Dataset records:
"""

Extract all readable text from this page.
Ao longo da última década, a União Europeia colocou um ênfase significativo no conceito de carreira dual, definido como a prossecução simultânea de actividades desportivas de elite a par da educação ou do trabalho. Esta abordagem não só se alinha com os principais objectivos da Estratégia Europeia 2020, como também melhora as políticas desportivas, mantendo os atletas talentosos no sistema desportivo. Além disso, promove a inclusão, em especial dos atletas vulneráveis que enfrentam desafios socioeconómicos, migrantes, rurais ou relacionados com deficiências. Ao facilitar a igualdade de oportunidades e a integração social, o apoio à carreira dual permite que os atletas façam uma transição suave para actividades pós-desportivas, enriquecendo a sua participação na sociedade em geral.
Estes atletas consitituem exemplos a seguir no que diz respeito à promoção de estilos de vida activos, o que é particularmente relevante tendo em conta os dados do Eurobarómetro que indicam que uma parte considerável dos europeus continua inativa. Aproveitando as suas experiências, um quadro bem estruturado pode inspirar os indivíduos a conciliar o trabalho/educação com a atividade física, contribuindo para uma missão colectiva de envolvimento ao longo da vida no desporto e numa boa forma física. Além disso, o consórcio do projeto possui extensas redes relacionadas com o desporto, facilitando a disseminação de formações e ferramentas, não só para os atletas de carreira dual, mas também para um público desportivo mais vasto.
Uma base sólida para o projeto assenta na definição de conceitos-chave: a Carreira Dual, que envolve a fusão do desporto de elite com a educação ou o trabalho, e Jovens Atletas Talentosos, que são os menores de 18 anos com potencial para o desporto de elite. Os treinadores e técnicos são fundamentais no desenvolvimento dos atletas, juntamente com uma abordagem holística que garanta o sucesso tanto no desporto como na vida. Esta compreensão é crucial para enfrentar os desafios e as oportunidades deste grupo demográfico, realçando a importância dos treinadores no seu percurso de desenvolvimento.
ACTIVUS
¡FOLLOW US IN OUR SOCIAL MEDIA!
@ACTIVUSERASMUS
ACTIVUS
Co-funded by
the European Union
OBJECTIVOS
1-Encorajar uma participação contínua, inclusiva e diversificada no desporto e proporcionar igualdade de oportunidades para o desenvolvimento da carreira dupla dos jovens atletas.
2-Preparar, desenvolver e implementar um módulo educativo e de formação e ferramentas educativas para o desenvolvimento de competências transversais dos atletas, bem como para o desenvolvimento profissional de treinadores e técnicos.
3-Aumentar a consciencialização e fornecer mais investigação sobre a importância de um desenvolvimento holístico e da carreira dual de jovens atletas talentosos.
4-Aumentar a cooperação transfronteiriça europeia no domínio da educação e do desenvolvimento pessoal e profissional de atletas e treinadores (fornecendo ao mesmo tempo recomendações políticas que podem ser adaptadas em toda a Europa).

"""

Write out the data again, exactly and in full.

SOLUTION TO THIS PROBLEM
Extract all readable text from this page.
Ao longo da última década, a União Europeia colocou um ênfase significativo no conceito de carreira dual, definido como a prossecução simultânea de actividades desportivas de elite a par da educação ou do trabalho. Esta abordagem não só se alinha com os principais objectivos da Estratégia Europeia 2020, como também melhora as políticas desportivas, mantendo os atletas talentosos no sistema desportivo. Além disso, promove a inclusão, em especial dos atletas vulneráveis que enfrentam desafios socioeconómicos, migrantes, rurais ou relacionados com deficiências. Ao facilitar a igualdade de oportunidades e a integração social, o apoio à carreira dual permite que os atletas façam uma transição suave para actividades pós-desportivas, enriquecendo a sua participação na sociedade em geral.
Estes atletas consitituem exemplos a seguir no que diz respeito à promoção de estilos de vida activos, o que é particularmente relevante tendo em conta os dados do Eurobarómetro que indicam que uma parte considerável dos europeus continua inativa. Aproveitando as suas experiências, um quadro bem estruturado pode inspirar os indivíduos a conciliar o trabalho/educação com a atividade física, contribuindo para uma missão colectiva de envolvimento ao longo da vida no desporto e numa boa forma física. Além disso, o consórcio do projeto possui extensas redes relacionadas com o desporto, facilitando a disseminação de formações e ferramentas, não só para os atletas de carreira dual, mas também para um público desportivo mais vasto.
Uma base sólida para o projeto assenta na definição de conceitos-chave: a Carreira Dual, que envolve a fusão do desporto de elite com a educação ou o trabalho, e Jovens Atletas Talentosos, que são os menores de 18 anos com potencial para o desporto de elite. Os treinadores e técnicos são fundamentais no desenvolvimento dos atletas, juntamente com uma abordagem holística que garanta o sucesso tanto no desporto como na vida. Esta compreensão é crucial para enfrentar os desafios e as oportunidades deste grupo demográfico, realçando a importância dos treinadores no seu percurso de desenvolvimento.
ACTIVUS
¡FOLLOW US IN OUR SOCIAL MEDIA!
@ACTIVUSERASMUS
ACTIVUS
Co-funded by
the European Union
OBJECTIVOS
1-Encorajar uma participação contínua, inclusiva e diversificada no desporto e proporcionar igualdade de oportunidades para o desenvolvimento da carreira dupla dos jovens atletas.
2-Preparar, desenvolver e implementar um módulo educativo e de formação e ferramentas educativas para o desenvolvimento de competências transversais dos atletas, bem como para o desenvolvimento profissional de treinadores e técnicos.
3-Aumentar a consciencialização e fornecer mais investigação sobre a importância de um desenvolvimento holístico e da carreira dual de jovens atletas talentosos.
4-Aumentar a cooperação transfronteiriça europeia no domínio da educação e do desenvolvimento pessoal e profissional de atletas e treinadores (fornecendo ao mesmo tempo recomendações políticas que podem ser adaptadas em toda a Europa).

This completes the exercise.